■ **Task to complete**:
Repeat the records exactly. Every line must match.

■ **Exercise materials**:
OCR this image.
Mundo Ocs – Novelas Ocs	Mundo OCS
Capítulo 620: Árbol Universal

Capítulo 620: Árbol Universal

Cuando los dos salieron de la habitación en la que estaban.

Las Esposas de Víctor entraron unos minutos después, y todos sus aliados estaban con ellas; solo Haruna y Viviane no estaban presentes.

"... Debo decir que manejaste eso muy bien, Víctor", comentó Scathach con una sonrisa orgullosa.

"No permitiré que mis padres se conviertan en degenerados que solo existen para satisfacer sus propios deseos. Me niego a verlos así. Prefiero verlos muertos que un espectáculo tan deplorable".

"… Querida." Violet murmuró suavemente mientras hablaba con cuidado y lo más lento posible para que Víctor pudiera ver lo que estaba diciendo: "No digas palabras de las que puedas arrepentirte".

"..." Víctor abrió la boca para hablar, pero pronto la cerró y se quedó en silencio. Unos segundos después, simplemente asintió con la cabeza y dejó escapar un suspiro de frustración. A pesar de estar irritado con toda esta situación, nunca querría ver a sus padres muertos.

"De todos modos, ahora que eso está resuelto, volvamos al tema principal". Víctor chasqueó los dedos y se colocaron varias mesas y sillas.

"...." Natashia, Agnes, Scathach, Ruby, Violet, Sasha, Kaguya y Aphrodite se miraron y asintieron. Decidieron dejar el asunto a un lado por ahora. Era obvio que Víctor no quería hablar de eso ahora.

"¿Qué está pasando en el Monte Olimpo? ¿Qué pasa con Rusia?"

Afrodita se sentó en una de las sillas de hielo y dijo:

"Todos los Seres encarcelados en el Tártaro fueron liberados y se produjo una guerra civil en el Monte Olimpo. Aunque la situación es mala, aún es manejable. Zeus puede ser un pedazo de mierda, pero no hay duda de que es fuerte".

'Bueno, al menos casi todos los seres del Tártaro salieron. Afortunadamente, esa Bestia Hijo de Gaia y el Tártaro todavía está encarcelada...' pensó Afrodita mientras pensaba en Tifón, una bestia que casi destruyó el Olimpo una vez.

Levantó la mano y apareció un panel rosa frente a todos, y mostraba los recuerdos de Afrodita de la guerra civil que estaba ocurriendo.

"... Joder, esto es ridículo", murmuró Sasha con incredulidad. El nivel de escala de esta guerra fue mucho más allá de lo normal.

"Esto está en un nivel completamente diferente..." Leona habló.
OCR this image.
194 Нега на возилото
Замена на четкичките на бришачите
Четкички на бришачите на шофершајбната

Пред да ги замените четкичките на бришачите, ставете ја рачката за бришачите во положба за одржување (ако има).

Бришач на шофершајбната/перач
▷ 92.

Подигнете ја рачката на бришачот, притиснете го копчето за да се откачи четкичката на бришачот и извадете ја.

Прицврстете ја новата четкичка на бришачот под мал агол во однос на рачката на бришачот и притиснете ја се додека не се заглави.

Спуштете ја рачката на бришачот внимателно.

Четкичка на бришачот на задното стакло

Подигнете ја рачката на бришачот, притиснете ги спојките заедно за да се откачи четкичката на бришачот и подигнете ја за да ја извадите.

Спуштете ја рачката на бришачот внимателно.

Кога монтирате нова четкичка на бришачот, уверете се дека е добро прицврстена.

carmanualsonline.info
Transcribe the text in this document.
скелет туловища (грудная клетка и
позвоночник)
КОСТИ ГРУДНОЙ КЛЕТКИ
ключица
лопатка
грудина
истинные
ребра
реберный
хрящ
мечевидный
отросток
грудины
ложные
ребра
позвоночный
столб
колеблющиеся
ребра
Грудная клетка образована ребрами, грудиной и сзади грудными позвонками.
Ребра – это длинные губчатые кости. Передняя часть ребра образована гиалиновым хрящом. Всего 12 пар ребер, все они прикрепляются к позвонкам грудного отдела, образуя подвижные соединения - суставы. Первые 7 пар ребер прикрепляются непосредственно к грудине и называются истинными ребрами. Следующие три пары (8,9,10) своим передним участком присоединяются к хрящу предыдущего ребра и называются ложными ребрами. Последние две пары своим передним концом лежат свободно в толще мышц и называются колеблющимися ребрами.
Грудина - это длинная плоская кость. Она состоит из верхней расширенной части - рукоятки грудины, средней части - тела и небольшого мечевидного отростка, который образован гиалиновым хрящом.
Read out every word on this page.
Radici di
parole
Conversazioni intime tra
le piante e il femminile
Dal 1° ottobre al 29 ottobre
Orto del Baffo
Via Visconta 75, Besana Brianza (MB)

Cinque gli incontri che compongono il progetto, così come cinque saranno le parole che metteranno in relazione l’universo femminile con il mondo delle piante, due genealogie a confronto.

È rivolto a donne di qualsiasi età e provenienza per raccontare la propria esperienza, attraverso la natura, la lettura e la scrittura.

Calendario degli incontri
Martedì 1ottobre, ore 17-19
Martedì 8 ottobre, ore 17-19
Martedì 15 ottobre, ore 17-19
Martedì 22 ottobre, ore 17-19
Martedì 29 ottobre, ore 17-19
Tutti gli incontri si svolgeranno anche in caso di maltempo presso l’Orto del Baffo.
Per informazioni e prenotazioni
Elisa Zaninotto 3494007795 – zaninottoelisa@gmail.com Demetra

■ **Solution**:
OCR this image.
Mundo Ocs – Novelas Ocs	Mundo OCS
Capítulo 620: Árbol Universal

Capítulo 620: Árbol Universal

Cuando los dos salieron de la habitación en la que estaban.

Las Esposas de Víctor entraron unos minutos después, y todos sus aliados estaban con ellas; solo Haruna y Viviane no estaban presentes.

"... Debo decir que manejaste eso muy bien, Víctor", comentó Scathach con una sonrisa orgullosa.

"No permitiré que mis padres se conviertan en degenerados que solo existen para satisfacer sus propios deseos. Me niego a verlos así. Prefiero verlos muertos que un espectáculo tan deplorable".

"… Querida." Violet murmuró suavemente mientras hablaba con cuidado y lo más lento posible para que Víctor pudiera ver lo que estaba diciendo: "No digas palabras de las que puedas arrepentirte".

"..." Víctor abrió la boca para hablar, pero pronto la cerró y se quedó en silencio. Unos segundos después, simplemente asintió con la cabeza y dejó escapar un suspiro de frustración. A pesar de estar irritado con toda esta situación, nunca querría ver a sus padres muertos.

"De todos modos, ahora que eso está resuelto, volvamos al tema principal". Víctor chasqueó los dedos y se colocaron varias mesas y sillas.

"...." Natashia, Agnes, Scathach, Ruby, Violet, Sasha, Kaguya y Aphrodite se miraron y asintieron. Decidieron dejar el asunto a un lado por ahora. Era obvio que Víctor no quería hablar de eso ahora.

"¿Qué está pasando en el Monte Olimpo? ¿Qué pasa con Rusia?"

Afrodita se sentó en una de las sillas de hielo y dijo:

"Todos los Seres encarcelados en el Tártaro fueron liberados y se produjo una guerra civil en el Monte Olimpo. Aunque la situación es mala, aún es manejable. Zeus puede ser un pedazo de mierda, pero no hay duda de que es fuerte".

'Bueno, al menos casi todos los seres del Tártaro salieron. Afortunadamente, esa Bestia Hijo de Gaia y el Tártaro todavía está encarcelada...' pensó Afrodita mientras pensaba en Tifón, una bestia que casi destruyó el Olimpo una vez.

Levantó la mano y apareció un panel rosa frente a todos, y mostraba los recuerdos de Afrodita de la guerra civil que estaba ocurriendo.

"... Joder, esto es ridículo", murmuró Sasha con incredulidad. El nivel de escala de esta guerra fue mucho más allá de lo normal.

"Esto está en un nivel completamente diferente..." Leona habló.
OCR this image.
194 Нега на возилото
Замена на четкичките на бришачите
Четкички на бришачите на шофершајбната

Пред да ги замените четкичките на бришачите, ставете ја рачката за бришачите во положба за одржување (ако има).

Бришач на шофершајбната/перач
▷ 92.

Подигнете ја рачката на бришачот, притиснете го копчето за да се откачи четкичката на бришачот и извадете ја.

Прицврстете ја новата четкичка на бришачот под мал агол во однос на рачката на бришачот и притиснете ја се додека не се заглави.

Спуштете ја рачката на бришачот внимателно.

Четкичка на бришачот на задното стакло

Подигнете ја рачката на бришачот, притиснете ги спојките заедно за да се откачи четкичката на бришачот и подигнете ја за да ја извадите.

Спуштете ја рачката на бришачот внимателно.

Кога монтирате нова четкичка на бришачот, уверете се дека е добро прицврстена.

carmanualsonline.info
Transcribe the text in this document.
скелет туловища (грудная клетка и
позвоночник)
КОСТИ ГРУДНОЙ КЛЕТКИ
ключица
лопатка
грудина
истинные
ребра
реберный
хрящ
мечевидный
отросток
грудины
ложные
ребра
позвоночный
столб
колеблющиеся
ребра
Грудная клетка образована ребрами, грудиной и сзади грудными позвонками.
Ребра – это длинные губчатые кости. Передняя часть ребра образована гиалиновым хрящом. Всего 12 пар ребер, все они прикрепляются к позвонкам грудного отдела, образуя подвижные соединения - суставы. Первые 7 пар ребер прикрепляются непосредственно к грудине и называются истинными ребрами. Следующие три пары (8,9,10) своим передним участком присоединяются к хрящу предыдущего ребра и называются ложными ребрами. Последние две пары своим передним концом лежат свободно в толще мышц и называются колеблющимися ребрами.
Грудина - это длинная плоская кость. Она состоит из верхней расширенной части - рукоятки грудины, средней части - тела и небольшого мечевидного отростка, который образован гиалиновым хрящом.
Read out every word on this page.
Radici di
parole
Conversazioni intime tra
le piante e il femminile
Dal 1° ottobre al 29 ottobre
Orto del Baffo
Via Visconta 75, Besana Brianza (MB)

Cinque gli incontri che compongono il progetto, così come cinque saranno le parole che metteranno in relazione l’universo femminile con il mondo delle piante, due genealogie a confronto.

È rivolto a donne di qualsiasi età e provenienza per raccontare la propria esperienza, attraverso la natura, la lettura e la scrittura.

Calendario degli incontri
Martedì 1ottobre, ore 17-19
Martedì 8 ottobre, ore 17-19
Martedì 15 ottobre, ore 17-19
Martedì 22 ottobre, ore 17-19
Martedì 29 ottobre, ore 17-19
Tutti gli incontri si svolgeranno anche in caso di maltempo presso l’Orto del Baffo.
Per informazioni e prenotazioni
Elisa Zaninotto 3494007795 – zaninottoelisa@gmail.com Demetra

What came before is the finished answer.